Dataset rows about figures:
◆ ◆ ◆ ◆ ◆

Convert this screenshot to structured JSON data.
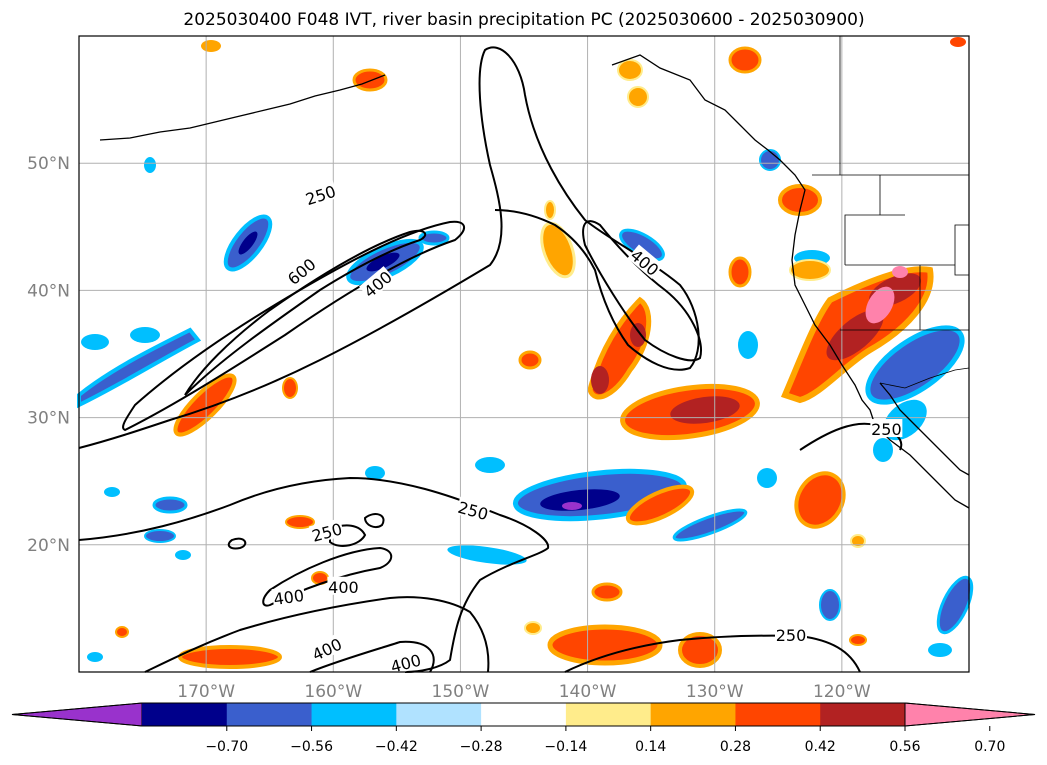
{
  "title": "2025030400 F048 IVT, river basin precipitation PC (2025030600 - 2025030900)",
  "map": {
    "lon_range": [
      -180,
      -110
    ],
    "lat_range": [
      10,
      60
    ],
    "lon_ticks": [
      {
        "value": -170,
        "label": "170°W"
      },
      {
        "value": -160,
        "label": "160°W"
      },
      {
        "value": -150,
        "label": "150°W"
      },
      {
        "value": -140,
        "label": "140°W"
      },
      {
        "value": -130,
        "label": "130°W"
      },
      {
        "value": -120,
        "label": "120°W"
      }
    ],
    "lat_ticks": [
      {
        "value": 20,
        "label": "20°N"
      },
      {
        "value": 30,
        "label": "30°N"
      },
      {
        "value": 40,
        "label": "40°N"
      },
      {
        "value": 50,
        "label": "50°N"
      }
    ],
    "grid": true,
    "ivt_contour_levels": [
      250,
      400,
      600
    ],
    "contour_labels": [
      {
        "text": "250",
        "lon": -161,
        "lat": 47.5,
        "angle": -18
      },
      {
        "text": "600",
        "lon": -162.5,
        "lat": 41.5,
        "angle": -40
      },
      {
        "text": "400",
        "lon": -156.5,
        "lat": 40.5,
        "angle": -40
      },
      {
        "text": "400",
        "lon": -135.5,
        "lat": 42.2,
        "angle": 40
      },
      {
        "text": "250",
        "lon": -149,
        "lat": 22.7,
        "angle": 15
      },
      {
        "text": "250",
        "lon": -160.5,
        "lat": 21.0,
        "angle": -15
      },
      {
        "text": "400",
        "lon": -163.5,
        "lat": 15.9,
        "angle": -8
      },
      {
        "text": "400",
        "lon": -159.2,
        "lat": 16.7,
        "angle": 0
      },
      {
        "text": "400",
        "lon": -160.5,
        "lat": 11.8,
        "angle": -25
      },
      {
        "text": "400",
        "lon": -154.3,
        "lat": 10.7,
        "angle": -15
      },
      {
        "text": "250",
        "lon": -124,
        "lat": 12.9,
        "angle": 0
      },
      {
        "text": "250",
        "lon": -116.5,
        "lat": 29.1,
        "angle": 0
      }
    ]
  },
  "colorbar": {
    "colors": [
      "#9932cc",
      "#00008b",
      "#3a5fcd",
      "#00bfff",
      "#b0e2ff",
      "#ffffff",
      "#ffec8b",
      "#ffa500",
      "#ff4500",
      "#b22222",
      "#ff82ab"
    ],
    "tick_values": [
      "−0.70",
      "−0.56",
      "−0.42",
      "−0.28",
      "−0.14",
      "0.14",
      "0.28",
      "0.42",
      "0.56",
      "0.70"
    ],
    "extend": "both"
  }
}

◆ ◆ ◆ ◆ ◆

§ Your task
Reproduce the material in full, word for word, and omit the pictures.

§ Result of this exercise
Convert this screenshot to structured JSON data.
{
  "title": "2025030400 F048 IVT, river basin precipitation PC (2025030600 - 2025030900)",
  "map": {
    "lon_range": [
      -180,
      -110
    ],
    "lat_range": [
      10,
      60
    ],
    "lon_ticks": [
      {
        "value": -170,
        "label": "170°W"
      },
      {
        "value": -160,
        "label": "160°W"
      },
      {
        "value": -150,
        "label": "150°W"
      },
      {
        "value": -140,
        "label": "140°W"
      },
      {
        "value": -130,
        "label": "130°W"
      },
      {
        "value": -120,
        "label": "120°W"
      }
    ],
    "lat_ticks": [
      {
        "value": 20,
        "label": "20°N"
      },
      {
        "value": 30,
        "label": "30°N"
      },
      {
        "value": 40,
        "label": "40°N"
      },
      {
        "value": 50,
        "label": "50°N"
      }
    ],
    "grid": true,
    "ivt_contour_levels": [
      250,
      400,
      600
    ],
    "contour_labels": [
      {
        "text": "250",
        "lon": -161,
        "lat": 47.5,
        "angle": -18
      },
      {
        "text": "600",
        "lon": -162.5,
        "lat": 41.5,
        "angle": -40
      },
      {
        "text": "400",
        "lon": -156.5,
        "lat": 40.5,
        "angle": -40
      },
      {
        "text": "400",
        "lon": -135.5,
        "lat": 42.2,
        "angle": 40
      },
      {
        "text": "250",
        "lon": -149,
        "lat": 22.7,
        "angle": 15
      },
      {
        "text": "250",
        "lon": -160.5,
        "lat": 21.0,
        "angle": -15
      },
      {
        "text": "400",
        "lon": -163.5,
        "lat": 15.9,
        "angle": -8
      },
      {
        "text": "400",
        "lon": -159.2,
        "lat": 16.7,
        "angle": 0
      },
      {
        "text": "400",
        "lon": -160.5,
        "lat": 11.8,
        "angle": -25
      },
      {
        "text": "400",
        "lon": -154.3,
        "lat": 10.7,
        "angle": -15
      },
      {
        "text": "250",
        "lon": -124,
        "lat": 12.9,
        "angle": 0
      },
      {
        "text": "250",
        "lon": -116.5,
        "lat": 29.1,
        "angle": 0
      }
    ]
  },
  "colorbar": {
    "colors": [
      "#9932cc",
      "#00008b",
      "#3a5fcd",
      "#00bfff",
      "#b0e2ff",
      "#ffffff",
      "#ffec8b",
      "#ffa500",
      "#ff4500",
      "#b22222",
      "#ff82ab"
    ],
    "tick_values": [
      "−0.70",
      "−0.56",
      "−0.42",
      "−0.28",
      "−0.14",
      "0.14",
      "0.28",
      "0.42",
      "0.56",
      "0.70"
    ],
    "extend": "both"
  }
}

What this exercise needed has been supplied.